__Given instruction__:
Below are some records. Say in a single number how many of their lines include the word "year".
-- BEGIN Given information --
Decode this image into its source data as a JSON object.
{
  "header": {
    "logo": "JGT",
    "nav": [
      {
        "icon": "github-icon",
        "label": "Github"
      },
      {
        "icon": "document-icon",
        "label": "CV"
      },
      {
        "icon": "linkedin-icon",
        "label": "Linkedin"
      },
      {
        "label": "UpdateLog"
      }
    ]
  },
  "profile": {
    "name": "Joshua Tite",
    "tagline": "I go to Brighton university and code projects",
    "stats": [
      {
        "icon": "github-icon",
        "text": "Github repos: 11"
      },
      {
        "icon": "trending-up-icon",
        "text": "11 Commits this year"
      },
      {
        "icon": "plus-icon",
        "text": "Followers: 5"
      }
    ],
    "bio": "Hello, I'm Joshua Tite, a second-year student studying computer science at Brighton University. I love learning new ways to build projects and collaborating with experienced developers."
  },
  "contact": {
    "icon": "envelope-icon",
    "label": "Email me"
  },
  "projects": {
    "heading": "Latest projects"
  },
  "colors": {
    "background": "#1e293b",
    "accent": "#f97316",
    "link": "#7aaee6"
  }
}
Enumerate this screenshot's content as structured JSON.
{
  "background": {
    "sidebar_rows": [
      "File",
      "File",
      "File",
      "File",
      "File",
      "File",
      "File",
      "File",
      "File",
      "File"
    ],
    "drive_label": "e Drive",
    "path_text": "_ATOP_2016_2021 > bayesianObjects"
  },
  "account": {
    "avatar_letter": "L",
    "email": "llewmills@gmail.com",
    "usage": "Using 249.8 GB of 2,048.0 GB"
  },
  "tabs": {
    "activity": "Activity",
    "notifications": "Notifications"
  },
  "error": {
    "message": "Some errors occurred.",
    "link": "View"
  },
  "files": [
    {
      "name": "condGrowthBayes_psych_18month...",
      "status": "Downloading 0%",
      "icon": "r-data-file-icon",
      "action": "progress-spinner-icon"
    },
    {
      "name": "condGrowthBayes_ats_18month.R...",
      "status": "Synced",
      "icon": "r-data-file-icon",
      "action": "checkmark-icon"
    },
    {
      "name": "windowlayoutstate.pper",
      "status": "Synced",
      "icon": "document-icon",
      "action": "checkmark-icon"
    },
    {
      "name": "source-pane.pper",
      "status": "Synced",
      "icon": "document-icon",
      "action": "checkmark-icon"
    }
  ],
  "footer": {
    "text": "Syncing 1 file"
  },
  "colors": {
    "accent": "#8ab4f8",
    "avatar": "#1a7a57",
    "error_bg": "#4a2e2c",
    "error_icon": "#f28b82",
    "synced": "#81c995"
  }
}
-- END Given information --
__Full output__:
2